**Given exercise:**
Take the entries below and reproduce them word for word.

**Supplied material:**
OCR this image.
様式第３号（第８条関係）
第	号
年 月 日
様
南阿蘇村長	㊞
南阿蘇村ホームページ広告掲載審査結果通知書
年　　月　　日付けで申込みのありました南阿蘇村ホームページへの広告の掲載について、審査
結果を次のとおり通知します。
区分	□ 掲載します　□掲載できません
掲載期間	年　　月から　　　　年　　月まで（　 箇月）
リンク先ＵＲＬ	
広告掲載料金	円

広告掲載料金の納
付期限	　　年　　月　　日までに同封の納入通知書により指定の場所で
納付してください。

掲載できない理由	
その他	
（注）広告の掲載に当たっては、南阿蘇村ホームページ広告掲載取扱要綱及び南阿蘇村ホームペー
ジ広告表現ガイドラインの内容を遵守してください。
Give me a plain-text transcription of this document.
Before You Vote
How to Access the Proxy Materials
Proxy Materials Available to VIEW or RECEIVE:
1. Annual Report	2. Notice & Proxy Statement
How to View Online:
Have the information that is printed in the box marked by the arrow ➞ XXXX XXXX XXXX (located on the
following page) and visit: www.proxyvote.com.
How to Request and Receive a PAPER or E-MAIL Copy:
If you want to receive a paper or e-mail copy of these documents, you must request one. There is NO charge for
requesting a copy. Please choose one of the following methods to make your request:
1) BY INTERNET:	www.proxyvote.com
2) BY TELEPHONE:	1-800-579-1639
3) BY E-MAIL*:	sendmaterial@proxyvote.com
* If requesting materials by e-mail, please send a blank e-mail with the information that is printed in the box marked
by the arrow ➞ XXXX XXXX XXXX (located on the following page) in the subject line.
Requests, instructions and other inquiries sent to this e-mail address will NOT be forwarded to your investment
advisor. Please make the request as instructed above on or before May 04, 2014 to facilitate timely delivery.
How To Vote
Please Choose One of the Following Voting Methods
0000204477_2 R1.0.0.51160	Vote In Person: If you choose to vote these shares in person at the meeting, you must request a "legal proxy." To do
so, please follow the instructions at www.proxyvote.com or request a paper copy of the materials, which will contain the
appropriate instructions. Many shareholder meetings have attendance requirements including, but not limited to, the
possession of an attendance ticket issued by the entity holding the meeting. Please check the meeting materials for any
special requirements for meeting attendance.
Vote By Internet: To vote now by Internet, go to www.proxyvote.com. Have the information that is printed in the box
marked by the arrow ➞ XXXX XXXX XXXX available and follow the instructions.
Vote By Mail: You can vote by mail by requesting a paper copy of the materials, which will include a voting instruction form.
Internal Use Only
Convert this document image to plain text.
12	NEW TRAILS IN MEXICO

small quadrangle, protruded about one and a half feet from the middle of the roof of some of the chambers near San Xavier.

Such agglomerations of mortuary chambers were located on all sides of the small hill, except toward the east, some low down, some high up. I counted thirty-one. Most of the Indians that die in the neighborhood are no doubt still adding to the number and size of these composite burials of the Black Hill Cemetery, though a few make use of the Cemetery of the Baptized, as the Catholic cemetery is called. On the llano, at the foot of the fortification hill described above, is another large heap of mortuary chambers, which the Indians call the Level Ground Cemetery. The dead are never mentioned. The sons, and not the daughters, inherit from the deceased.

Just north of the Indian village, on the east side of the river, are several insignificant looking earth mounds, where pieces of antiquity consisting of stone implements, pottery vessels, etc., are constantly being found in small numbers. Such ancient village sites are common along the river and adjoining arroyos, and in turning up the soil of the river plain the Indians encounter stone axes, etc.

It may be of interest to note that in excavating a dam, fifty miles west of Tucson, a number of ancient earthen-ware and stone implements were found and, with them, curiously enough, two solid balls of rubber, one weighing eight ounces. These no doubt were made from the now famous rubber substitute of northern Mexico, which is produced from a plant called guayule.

**Worked solution:**
OCR this image.
様式第３号（第８条関係）
第	号
年 月 日
様
南阿蘇村長	㊞
南阿蘇村ホームページ広告掲載審査結果通知書
年　　月　　日付けで申込みのありました南阿蘇村ホームページへの広告の掲載について、審査
結果を次のとおり通知します。
区分	□ 掲載します　□掲載できません
掲載期間	年　　月から　　　　年　　月まで（　 箇月）
リンク先ＵＲＬ	
広告掲載料金	円

広告掲載料金の納
付期限	　　年　　月　　日までに同封の納入通知書により指定の場所で
納付してください。

掲載できない理由	
その他	
（注）広告の掲載に当たっては、南阿蘇村ホームページ広告掲載取扱要綱及び南阿蘇村ホームペー
ジ広告表現ガイドラインの内容を遵守してください。
Give me a plain-text transcription of this document.
Before You Vote
How to Access the Proxy Materials
Proxy Materials Available to VIEW or RECEIVE:
1. Annual Report	2. Notice & Proxy Statement
How to View Online:
Have the information that is printed in the box marked by the arrow ➞ XXXX XXXX XXXX (located on the
following page) and visit: www.proxyvote.com.
How to Request and Receive a PAPER or E-MAIL Copy:
If you want to receive a paper or e-mail copy of these documents, you must request one. There is NO charge for
requesting a copy. Please choose one of the following methods to make your request:
1) BY INTERNET:	www.proxyvote.com
2) BY TELEPHONE:	1-800-579-1639
3) BY E-MAIL*:	sendmaterial@proxyvote.com
* If requesting materials by e-mail, please send a blank e-mail with the information that is printed in the box marked
by the arrow ➞ XXXX XXXX XXXX (located on the following page) in the subject line.
Requests, instructions and other inquiries sent to this e-mail address will NOT be forwarded to your investment
advisor. Please make the request as instructed above on or before May 04, 2014 to facilitate timely delivery.
How To Vote
Please Choose One of the Following Voting Methods
0000204477_2 R1.0.0.51160	Vote In Person: If you choose to vote these shares in person at the meeting, you must request a "legal proxy." To do
so, please follow the instructions at www.proxyvote.com or request a paper copy of the materials, which will contain the
appropriate instructions. Many shareholder meetings have attendance requirements including, but not limited to, the
possession of an attendance ticket issued by the entity holding the meeting. Please check the meeting materials for any
special requirements for meeting attendance.
Vote By Internet: To vote now by Internet, go to www.proxyvote.com. Have the information that is printed in the box
marked by the arrow ➞ XXXX XXXX XXXX available and follow the instructions.
Vote By Mail: You can vote by mail by requesting a paper copy of the materials, which will include a voting instruction form.
Internal Use Only
Convert this document image to plain text.
12	NEW TRAILS IN MEXICO

small quadrangle, protruded about one and a half feet from the middle of the roof of some of the chambers near San Xavier.

Such agglomerations of mortuary chambers were located on all sides of the small hill, except toward the east, some low down, some high up. I counted thirty-one. Most of the Indians that die in the neighborhood are no doubt still adding to the number and size of these composite burials of the Black Hill Cemetery, though a few make use of the Cemetery of the Baptized, as the Catholic cemetery is called. On the llano, at the foot of the fortification hill described above, is another large heap of mortuary chambers, which the Indians call the Level Ground Cemetery. The dead are never mentioned. The sons, and not the daughters, inherit from the deceased.

Just north of the Indian village, on the east side of the river, are several insignificant looking earth mounds, where pieces of antiquity consisting of stone implements, pottery vessels, etc., are constantly being found in small numbers. Such ancient village sites are common along the river and adjoining arroyos, and in turning up the soil of the river plain the Indians encounter stone axes, etc.

It may be of interest to note that in excavating a dam, fifty miles west of Tucson, a number of ancient earthen-ware and stone implements were found and, with them, curiously enough, two solid balls of rubber, one weighing eight ounces. These no doubt were made from the now famous rubber substitute of northern Mexico, which is produced from a plant called guayule.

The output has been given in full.